Directions for this task: Write out these lines word for word for every one of the records.

Collected data entries
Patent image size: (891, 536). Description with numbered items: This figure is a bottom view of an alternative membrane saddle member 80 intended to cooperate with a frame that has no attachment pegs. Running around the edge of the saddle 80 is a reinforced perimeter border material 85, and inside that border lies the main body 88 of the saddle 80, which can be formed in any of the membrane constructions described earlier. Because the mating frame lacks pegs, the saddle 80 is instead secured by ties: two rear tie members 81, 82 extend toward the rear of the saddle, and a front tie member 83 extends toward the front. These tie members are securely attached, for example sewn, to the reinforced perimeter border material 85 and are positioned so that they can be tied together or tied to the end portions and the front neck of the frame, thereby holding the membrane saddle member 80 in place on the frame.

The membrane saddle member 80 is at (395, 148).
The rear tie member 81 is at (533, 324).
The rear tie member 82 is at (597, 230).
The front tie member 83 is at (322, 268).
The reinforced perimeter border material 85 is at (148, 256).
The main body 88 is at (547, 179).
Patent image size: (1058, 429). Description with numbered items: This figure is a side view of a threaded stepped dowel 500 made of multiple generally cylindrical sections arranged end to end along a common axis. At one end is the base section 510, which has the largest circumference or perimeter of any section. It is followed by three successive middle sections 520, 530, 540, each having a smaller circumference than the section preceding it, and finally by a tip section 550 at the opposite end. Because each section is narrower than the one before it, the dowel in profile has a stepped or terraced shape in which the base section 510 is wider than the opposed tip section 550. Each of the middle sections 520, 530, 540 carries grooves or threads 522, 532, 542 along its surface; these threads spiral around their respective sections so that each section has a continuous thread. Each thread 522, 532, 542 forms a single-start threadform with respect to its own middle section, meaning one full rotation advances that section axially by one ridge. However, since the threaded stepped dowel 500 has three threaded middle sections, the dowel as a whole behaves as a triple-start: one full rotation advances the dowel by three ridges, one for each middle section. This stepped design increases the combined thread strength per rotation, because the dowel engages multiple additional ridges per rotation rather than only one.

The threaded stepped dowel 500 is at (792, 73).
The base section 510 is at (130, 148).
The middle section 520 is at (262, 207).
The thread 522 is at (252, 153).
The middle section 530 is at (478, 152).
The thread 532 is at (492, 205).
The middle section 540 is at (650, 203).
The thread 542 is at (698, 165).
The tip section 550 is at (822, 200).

The output:
Patent image size: (891, 536). Description with numbered items: This figure is a bottom view of an alternative membrane saddle member 80 intended to cooperate with a frame that has no attachment pegs. Running around the edge of the saddle 80 is a reinforced perimeter border material 85, and inside that border lies the main body 88 of the saddle 80, which can be formed in any of the membrane constructions described earlier. Because the mating frame lacks pegs, the saddle 80 is instead secured by ties: two rear tie members 81, 82 extend toward the rear of the saddle, and a front tie member 83 extends toward the front. These tie members are securely attached, for example sewn, to the reinforced perimeter border material 85 and are positioned so that they can be tied together or tied to the end portions and the front neck of the frame, thereby holding the membrane saddle member 80 in place on the frame.

The membrane saddle member 80 is at (395, 148).
The rear tie member 81 is at (533, 324).
The rear tie member 82 is at (597, 230).
The front tie member 83 is at (322, 268).
The reinforced perimeter border material 85 is at (148, 256).
The main body 88 is at (547, 179).
Patent image size: (1058, 429). Description with numbered items: This figure is a side view of a threaded stepped dowel 500 made of multiple generally cylindrical sections arranged end to end along a common axis. At one end is the base section 510, which has the largest circumference or perimeter of any section. It is followed by three successive middle sections 520, 530, 540, each having a smaller circumference than the section preceding it, and finally by a tip section 550 at the opposite end. Because each section is narrower than the one before it, the dowel in profile has a stepped or terraced shape in which the base section 510 is wider than the opposed tip section 550. Each of the middle sections 520, 530, 540 carries grooves or threads 522, 532, 542 along its surface; these threads spiral around their respective sections so that each section has a continuous thread. Each thread 522, 532, 542 forms a single-start threadform with respect to its own middle section, meaning one full rotation advances that section axially by one ridge. However, since the threaded stepped dowel 500 has three threaded middle sections, the dowel as a whole behaves as a triple-start: one full rotation advances the dowel by three ridges, one for each middle section. This stepped design increases the combined thread strength per rotation, because the dowel engages multiple additional ridges per rotation rather than only one.

The threaded stepped dowel 500 is at (792, 73).
The base section 510 is at (130, 148).
The middle section 520 is at (262, 207).
The thread 522 is at (252, 153).
The middle section 530 is at (478, 152).
The thread 532 is at (492, 205).
The middle section 540 is at (650, 203).
The thread 542 is at (698, 165).
The tip section 550 is at (822, 200).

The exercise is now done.